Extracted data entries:
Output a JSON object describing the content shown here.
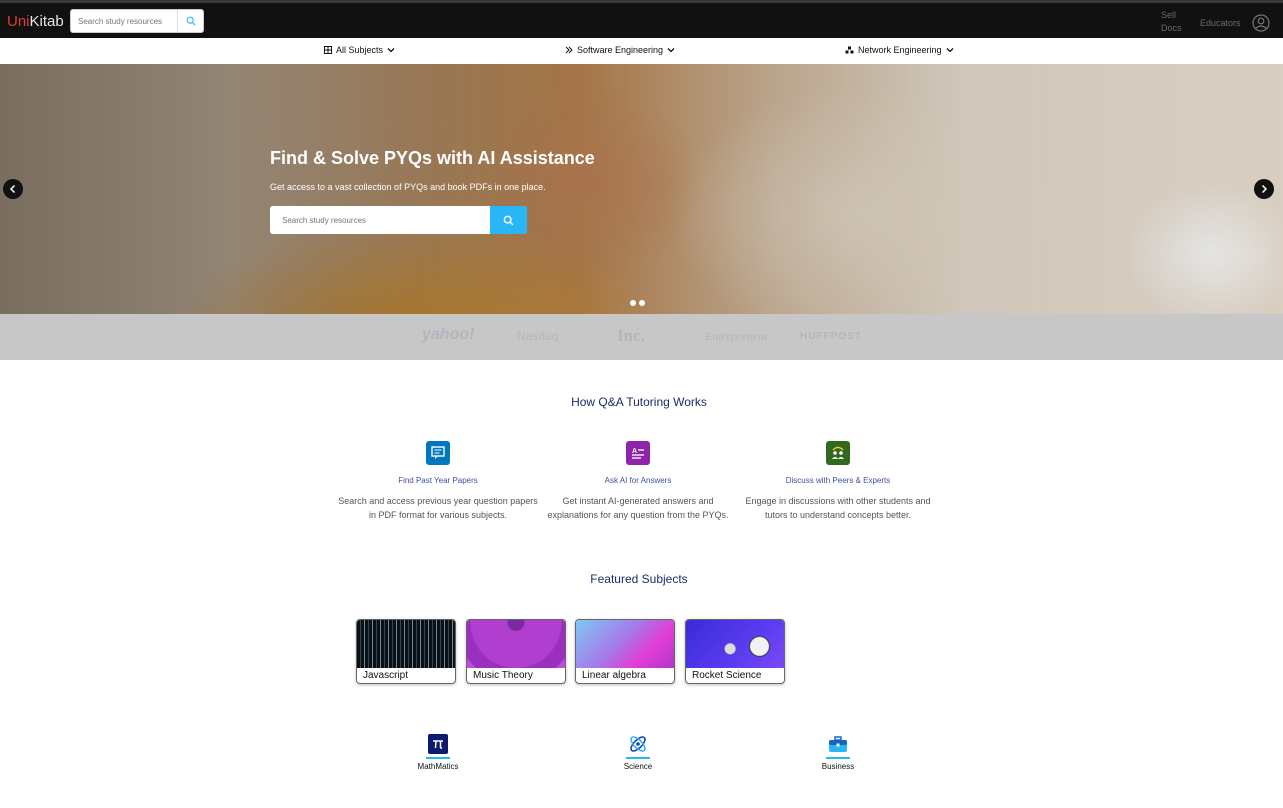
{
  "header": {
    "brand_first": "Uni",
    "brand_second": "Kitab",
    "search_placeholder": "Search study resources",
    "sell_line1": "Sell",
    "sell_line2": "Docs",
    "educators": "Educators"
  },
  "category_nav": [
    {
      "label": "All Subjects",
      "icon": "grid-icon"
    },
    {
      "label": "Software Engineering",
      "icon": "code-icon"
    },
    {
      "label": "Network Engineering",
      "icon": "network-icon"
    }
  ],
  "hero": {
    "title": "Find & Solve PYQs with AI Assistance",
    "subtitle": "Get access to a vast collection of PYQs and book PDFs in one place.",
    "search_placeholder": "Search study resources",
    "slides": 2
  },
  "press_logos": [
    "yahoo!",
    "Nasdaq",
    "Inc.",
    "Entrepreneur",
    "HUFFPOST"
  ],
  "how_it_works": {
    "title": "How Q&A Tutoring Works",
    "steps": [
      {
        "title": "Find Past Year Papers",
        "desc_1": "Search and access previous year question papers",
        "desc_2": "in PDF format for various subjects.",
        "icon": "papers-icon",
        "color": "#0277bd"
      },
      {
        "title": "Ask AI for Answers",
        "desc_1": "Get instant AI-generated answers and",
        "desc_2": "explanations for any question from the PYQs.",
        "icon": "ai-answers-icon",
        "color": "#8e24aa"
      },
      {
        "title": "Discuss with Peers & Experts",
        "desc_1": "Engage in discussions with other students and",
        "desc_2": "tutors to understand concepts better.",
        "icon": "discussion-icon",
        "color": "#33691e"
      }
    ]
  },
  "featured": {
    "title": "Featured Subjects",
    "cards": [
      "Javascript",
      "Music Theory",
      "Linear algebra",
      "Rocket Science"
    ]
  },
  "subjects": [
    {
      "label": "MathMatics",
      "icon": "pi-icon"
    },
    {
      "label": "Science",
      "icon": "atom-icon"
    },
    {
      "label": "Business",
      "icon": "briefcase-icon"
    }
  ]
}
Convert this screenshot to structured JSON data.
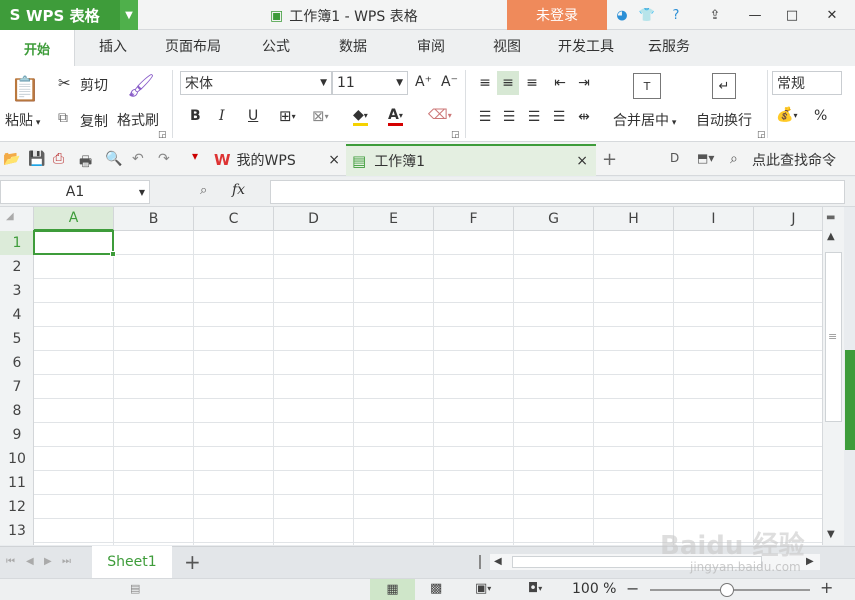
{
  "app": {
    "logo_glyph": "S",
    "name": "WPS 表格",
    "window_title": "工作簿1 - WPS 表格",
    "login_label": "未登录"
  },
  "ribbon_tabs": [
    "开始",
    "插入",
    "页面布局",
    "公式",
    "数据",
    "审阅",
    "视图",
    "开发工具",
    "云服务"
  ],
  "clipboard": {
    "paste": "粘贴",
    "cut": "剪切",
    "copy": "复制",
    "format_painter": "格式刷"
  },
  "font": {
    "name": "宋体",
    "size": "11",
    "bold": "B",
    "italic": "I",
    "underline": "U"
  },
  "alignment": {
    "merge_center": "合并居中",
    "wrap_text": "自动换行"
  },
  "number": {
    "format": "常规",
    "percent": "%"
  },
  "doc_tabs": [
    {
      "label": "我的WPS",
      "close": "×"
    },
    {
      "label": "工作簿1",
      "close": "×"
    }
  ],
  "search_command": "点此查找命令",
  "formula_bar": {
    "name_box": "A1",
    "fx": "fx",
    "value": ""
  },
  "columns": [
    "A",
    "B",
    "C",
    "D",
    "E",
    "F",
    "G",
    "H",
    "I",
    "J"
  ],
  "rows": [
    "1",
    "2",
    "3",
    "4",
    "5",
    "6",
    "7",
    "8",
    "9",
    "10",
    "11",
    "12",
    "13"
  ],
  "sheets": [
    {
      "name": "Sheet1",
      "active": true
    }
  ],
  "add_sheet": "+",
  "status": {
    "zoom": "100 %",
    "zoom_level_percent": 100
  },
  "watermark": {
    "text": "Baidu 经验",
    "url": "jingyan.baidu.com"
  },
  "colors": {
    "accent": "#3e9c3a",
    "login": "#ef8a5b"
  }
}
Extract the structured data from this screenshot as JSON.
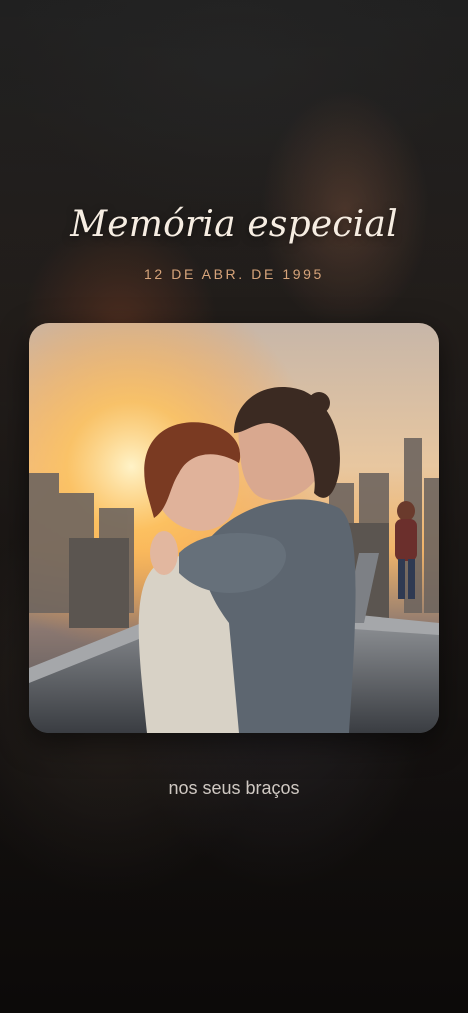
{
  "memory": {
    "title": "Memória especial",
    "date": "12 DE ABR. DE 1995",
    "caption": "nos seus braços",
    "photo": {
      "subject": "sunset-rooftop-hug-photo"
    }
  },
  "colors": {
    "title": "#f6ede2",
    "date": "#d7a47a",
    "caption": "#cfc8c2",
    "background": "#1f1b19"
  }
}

* * *

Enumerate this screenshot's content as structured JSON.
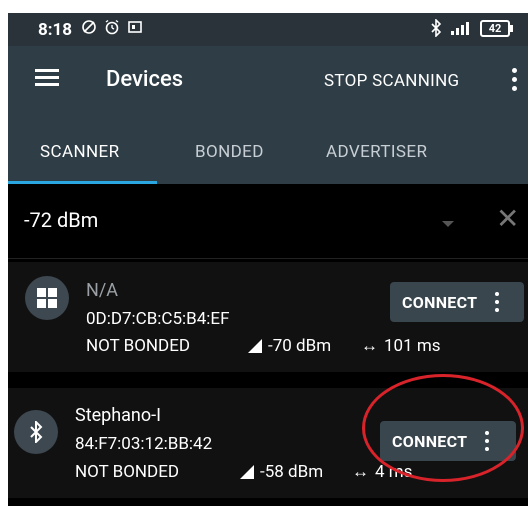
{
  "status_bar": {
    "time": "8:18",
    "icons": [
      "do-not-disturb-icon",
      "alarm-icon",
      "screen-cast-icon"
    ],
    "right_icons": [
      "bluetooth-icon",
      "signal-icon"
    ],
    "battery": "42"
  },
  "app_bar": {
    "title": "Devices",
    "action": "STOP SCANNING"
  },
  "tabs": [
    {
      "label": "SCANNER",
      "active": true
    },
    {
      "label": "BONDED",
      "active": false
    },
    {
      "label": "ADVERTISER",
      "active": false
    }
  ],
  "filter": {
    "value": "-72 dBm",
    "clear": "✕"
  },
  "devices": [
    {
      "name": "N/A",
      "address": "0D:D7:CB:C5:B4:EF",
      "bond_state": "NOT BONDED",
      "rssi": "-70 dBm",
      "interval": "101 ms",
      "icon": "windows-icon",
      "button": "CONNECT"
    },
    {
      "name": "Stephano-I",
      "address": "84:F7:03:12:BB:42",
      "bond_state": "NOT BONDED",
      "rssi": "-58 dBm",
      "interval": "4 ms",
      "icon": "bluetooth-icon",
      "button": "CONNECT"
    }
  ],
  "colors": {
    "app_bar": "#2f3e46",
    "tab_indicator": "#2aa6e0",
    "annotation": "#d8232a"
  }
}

[The exercise] Within the listing, how many lines hold the word "from"? Only the number is to be given.

[Response] 2